__What you are asked to do__.
Produce a verbatim copy of the entries listed below.

__Dataset records__.
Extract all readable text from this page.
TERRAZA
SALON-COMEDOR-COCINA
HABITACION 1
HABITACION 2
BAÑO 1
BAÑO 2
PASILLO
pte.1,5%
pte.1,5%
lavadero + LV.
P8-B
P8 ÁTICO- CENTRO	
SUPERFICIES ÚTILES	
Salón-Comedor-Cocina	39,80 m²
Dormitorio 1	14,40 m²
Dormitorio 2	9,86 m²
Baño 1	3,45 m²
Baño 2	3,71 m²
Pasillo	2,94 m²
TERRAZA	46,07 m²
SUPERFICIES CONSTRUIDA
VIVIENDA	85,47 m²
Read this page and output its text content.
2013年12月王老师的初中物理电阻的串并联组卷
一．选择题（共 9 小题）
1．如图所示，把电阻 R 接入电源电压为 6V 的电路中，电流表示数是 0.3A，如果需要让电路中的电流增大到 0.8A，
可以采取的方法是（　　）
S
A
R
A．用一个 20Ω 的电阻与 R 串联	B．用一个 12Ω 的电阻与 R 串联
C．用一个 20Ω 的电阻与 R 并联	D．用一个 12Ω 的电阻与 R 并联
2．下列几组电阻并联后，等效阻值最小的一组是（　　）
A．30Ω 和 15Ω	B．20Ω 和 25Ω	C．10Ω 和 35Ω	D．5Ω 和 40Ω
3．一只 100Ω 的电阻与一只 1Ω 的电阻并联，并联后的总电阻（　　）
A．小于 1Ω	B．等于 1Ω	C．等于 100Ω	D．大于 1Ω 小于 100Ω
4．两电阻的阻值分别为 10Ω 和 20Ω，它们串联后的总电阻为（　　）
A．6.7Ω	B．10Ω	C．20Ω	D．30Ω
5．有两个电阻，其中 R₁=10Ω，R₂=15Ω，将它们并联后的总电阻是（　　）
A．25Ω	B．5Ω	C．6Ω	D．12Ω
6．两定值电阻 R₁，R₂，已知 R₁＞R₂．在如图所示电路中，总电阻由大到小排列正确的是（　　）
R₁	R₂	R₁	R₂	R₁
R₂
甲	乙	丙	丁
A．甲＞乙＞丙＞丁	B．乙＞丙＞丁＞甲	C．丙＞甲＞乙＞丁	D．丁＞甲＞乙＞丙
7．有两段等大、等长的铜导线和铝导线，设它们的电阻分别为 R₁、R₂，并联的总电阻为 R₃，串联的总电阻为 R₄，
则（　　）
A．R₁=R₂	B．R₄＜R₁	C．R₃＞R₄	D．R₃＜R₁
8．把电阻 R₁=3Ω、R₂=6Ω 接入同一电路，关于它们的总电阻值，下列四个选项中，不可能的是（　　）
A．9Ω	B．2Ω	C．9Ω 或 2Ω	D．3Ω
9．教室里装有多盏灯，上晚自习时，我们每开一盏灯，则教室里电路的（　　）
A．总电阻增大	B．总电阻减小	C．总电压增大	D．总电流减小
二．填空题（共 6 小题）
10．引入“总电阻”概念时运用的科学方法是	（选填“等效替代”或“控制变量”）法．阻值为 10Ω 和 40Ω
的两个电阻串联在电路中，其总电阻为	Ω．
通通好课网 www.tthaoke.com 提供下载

__Result for this task__.
Extract all readable text from this page.
TERRAZA
SALON-COMEDOR-COCINA
HABITACION 1
HABITACION 2
BAÑO 1
BAÑO 2
PASILLO
pte.1,5%
pte.1,5%
lavadero + LV.
P8-B
P8 ÁTICO- CENTRO	
SUPERFICIES ÚTILES	
Salón-Comedor-Cocina	39,80 m²
Dormitorio 1	14,40 m²
Dormitorio 2	9,86 m²
Baño 1	3,45 m²
Baño 2	3,71 m²
Pasillo	2,94 m²
TERRAZA	46,07 m²
SUPERFICIES CONSTRUIDA
VIVIENDA	85,47 m²
Read this page and output its text content.
2013年12月王老师的初中物理电阻的串并联组卷
一．选择题（共 9 小题）
1．如图所示，把电阻 R 接入电源电压为 6V 的电路中，电流表示数是 0.3A，如果需要让电路中的电流增大到 0.8A，
可以采取的方法是（　　）
S
A
R
A．用一个 20Ω 的电阻与 R 串联	B．用一个 12Ω 的电阻与 R 串联
C．用一个 20Ω 的电阻与 R 并联	D．用一个 12Ω 的电阻与 R 并联
2．下列几组电阻并联后，等效阻值最小的一组是（　　）
A．30Ω 和 15Ω	B．20Ω 和 25Ω	C．10Ω 和 35Ω	D．5Ω 和 40Ω
3．一只 100Ω 的电阻与一只 1Ω 的电阻并联，并联后的总电阻（　　）
A．小于 1Ω	B．等于 1Ω	C．等于 100Ω	D．大于 1Ω 小于 100Ω
4．两电阻的阻值分别为 10Ω 和 20Ω，它们串联后的总电阻为（　　）
A．6.7Ω	B．10Ω	C．20Ω	D．30Ω
5．有两个电阻，其中 R₁=10Ω，R₂=15Ω，将它们并联后的总电阻是（　　）
A．25Ω	B．5Ω	C．6Ω	D．12Ω
6．两定值电阻 R₁，R₂，已知 R₁＞R₂．在如图所示电路中，总电阻由大到小排列正确的是（　　）
R₁	R₂	R₁	R₂	R₁
R₂
甲	乙	丙	丁
A．甲＞乙＞丙＞丁	B．乙＞丙＞丁＞甲	C．丙＞甲＞乙＞丁	D．丁＞甲＞乙＞丙
7．有两段等大、等长的铜导线和铝导线，设它们的电阻分别为 R₁、R₂，并联的总电阻为 R₃，串联的总电阻为 R₄，
则（　　）
A．R₁=R₂	B．R₄＜R₁	C．R₃＞R₄	D．R₃＜R₁
8．把电阻 R₁=3Ω、R₂=6Ω 接入同一电路，关于它们的总电阻值，下列四个选项中，不可能的是（　　）
A．9Ω	B．2Ω	C．9Ω 或 2Ω	D．3Ω
9．教室里装有多盏灯，上晚自习时，我们每开一盏灯，则教室里电路的（　　）
A．总电阻增大	B．总电阻减小	C．总电压增大	D．总电流减小
二．填空题（共 6 小题）
10．引入“总电阻”概念时运用的科学方法是	（选填“等效替代”或“控制变量”）法．阻值为 10Ω 和 40Ω
的两个电阻串联在电路中，其总电阻为	Ω．
通通好课网 www.tthaoke.com 提供下载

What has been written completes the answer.